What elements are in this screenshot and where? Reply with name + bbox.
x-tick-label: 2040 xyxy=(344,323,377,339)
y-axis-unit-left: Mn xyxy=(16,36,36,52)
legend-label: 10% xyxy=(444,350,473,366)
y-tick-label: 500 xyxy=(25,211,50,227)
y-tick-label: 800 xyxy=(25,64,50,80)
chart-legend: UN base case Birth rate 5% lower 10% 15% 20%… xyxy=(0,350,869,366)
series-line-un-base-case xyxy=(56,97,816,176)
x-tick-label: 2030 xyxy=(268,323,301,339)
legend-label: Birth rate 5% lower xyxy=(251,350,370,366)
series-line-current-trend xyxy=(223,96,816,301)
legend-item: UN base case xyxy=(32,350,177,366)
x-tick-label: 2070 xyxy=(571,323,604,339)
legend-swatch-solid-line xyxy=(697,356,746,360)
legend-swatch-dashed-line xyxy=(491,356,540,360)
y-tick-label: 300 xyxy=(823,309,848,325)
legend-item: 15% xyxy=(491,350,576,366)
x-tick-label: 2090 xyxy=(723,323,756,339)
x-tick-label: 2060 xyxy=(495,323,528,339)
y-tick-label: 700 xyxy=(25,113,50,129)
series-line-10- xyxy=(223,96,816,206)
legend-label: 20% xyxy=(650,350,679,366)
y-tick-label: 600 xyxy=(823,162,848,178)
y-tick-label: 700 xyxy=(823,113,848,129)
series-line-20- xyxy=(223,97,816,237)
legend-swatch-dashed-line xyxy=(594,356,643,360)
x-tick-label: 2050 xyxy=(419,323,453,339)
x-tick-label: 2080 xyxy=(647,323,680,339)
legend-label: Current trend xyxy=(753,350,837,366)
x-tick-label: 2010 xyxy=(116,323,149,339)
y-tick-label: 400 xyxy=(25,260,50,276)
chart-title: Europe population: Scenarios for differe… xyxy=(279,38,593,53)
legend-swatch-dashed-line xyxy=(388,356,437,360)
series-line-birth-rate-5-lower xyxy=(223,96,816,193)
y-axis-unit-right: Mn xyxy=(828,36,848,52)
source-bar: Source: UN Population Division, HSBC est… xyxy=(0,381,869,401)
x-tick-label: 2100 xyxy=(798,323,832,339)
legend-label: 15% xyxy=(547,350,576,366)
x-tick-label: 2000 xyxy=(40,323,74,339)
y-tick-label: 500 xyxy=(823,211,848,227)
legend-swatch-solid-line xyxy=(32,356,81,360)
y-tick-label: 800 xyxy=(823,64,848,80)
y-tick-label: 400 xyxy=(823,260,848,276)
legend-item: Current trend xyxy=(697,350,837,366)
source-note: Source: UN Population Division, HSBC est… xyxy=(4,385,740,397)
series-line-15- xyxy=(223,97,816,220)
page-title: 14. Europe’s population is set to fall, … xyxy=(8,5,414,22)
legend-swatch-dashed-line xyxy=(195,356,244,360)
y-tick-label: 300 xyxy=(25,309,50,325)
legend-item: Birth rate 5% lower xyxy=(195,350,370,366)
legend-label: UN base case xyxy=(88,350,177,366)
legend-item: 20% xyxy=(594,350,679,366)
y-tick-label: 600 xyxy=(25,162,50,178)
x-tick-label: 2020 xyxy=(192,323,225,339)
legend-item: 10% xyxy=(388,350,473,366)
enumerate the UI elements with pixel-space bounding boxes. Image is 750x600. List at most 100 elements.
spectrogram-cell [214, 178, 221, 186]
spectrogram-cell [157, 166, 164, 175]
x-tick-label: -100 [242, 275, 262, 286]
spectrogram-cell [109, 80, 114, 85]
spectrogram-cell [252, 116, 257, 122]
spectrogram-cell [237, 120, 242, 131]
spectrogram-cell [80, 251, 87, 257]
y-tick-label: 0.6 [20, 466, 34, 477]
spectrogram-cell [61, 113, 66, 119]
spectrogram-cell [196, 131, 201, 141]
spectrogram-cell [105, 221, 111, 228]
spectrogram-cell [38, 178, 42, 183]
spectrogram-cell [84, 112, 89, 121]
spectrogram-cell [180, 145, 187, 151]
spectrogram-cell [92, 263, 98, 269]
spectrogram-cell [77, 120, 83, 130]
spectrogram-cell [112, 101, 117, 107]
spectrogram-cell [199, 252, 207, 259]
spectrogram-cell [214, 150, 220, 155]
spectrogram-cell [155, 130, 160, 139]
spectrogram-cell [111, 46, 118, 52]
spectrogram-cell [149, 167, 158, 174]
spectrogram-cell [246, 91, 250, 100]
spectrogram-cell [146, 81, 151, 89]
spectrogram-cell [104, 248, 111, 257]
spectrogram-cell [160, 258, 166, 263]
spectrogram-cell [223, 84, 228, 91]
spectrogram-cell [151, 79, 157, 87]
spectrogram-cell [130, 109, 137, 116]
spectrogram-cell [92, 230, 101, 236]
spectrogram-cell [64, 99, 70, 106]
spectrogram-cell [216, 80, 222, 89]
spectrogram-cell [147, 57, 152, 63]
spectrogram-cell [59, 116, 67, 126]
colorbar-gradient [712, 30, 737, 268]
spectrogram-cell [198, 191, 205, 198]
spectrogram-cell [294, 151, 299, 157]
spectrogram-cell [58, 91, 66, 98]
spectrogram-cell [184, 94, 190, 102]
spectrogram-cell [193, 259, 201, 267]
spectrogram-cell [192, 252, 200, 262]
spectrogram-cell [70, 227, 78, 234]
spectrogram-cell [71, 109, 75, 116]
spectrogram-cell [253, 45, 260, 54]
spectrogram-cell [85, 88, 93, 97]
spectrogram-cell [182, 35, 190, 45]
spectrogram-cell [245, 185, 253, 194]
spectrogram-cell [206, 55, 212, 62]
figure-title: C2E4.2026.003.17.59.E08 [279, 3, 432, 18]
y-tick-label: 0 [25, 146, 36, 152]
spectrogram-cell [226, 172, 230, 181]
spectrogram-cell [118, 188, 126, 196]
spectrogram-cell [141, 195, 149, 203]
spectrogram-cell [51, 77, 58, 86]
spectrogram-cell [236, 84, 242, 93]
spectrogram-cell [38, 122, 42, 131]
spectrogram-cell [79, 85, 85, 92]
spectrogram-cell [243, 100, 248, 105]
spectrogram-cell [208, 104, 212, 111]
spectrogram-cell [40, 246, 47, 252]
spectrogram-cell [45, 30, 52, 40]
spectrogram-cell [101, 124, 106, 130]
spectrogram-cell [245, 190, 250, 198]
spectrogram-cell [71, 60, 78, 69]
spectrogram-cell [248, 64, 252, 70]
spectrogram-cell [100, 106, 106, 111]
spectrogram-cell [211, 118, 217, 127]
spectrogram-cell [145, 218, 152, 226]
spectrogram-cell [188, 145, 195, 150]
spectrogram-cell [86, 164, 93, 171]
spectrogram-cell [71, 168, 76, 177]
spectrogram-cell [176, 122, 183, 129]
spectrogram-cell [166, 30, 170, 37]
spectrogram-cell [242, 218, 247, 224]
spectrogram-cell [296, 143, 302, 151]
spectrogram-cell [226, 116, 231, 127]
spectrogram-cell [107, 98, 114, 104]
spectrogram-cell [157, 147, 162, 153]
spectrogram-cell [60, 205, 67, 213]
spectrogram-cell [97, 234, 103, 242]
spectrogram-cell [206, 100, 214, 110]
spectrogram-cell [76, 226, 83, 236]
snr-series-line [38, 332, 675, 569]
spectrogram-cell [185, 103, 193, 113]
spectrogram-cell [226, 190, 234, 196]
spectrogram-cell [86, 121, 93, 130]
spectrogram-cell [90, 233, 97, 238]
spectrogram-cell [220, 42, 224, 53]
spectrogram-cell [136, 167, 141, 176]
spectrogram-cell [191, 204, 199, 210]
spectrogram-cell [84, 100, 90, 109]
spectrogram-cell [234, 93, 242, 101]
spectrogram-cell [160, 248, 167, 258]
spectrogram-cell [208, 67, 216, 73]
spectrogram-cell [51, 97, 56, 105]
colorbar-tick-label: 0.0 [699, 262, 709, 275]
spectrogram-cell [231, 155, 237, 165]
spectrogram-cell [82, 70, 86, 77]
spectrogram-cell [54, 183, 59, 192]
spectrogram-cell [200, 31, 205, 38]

━━━

**REQUEST:** Change every "x-tick-label" to "x-axis-tick" in everything from the start of the material down to the line containing "x-tick-label: 2060 xyxy=(495,323,528,339)", and give those lines again with nothing else altered.

**ANSWER TO THE PROBLEM:**
What elements are in this screenshot and where? Reply with name + bbox.
x-axis-tick: 2040 xyxy=(344,323,377,339)
y-axis-unit-left: Mn xyxy=(16,36,36,52)
legend-label: 10% xyxy=(444,350,473,366)
y-tick-label: 500 xyxy=(25,211,50,227)
y-tick-label: 800 xyxy=(25,64,50,80)
chart-legend: UN base case Birth rate 5% lower 10% 15% 20%… xyxy=(0,350,869,366)
series-line-un-base-case xyxy=(56,97,816,176)
x-axis-tick: 2030 xyxy=(268,323,301,339)
legend-label: Birth rate 5% lower xyxy=(251,350,370,366)
series-line-current-trend xyxy=(223,96,816,301)
legend-item: UN base case xyxy=(32,350,177,366)
x-axis-tick: 2070 xyxy=(571,323,604,339)
legend-swatch-solid-line xyxy=(697,356,746,360)
legend-swatch-dashed-line xyxy=(491,356,540,360)
y-tick-label: 300 xyxy=(823,309,848,325)
legend-item: 15% xyxy=(491,350,576,366)
x-axis-tick: 2090 xyxy=(723,323,756,339)
x-axis-tick: 2060 xyxy=(495,323,528,339)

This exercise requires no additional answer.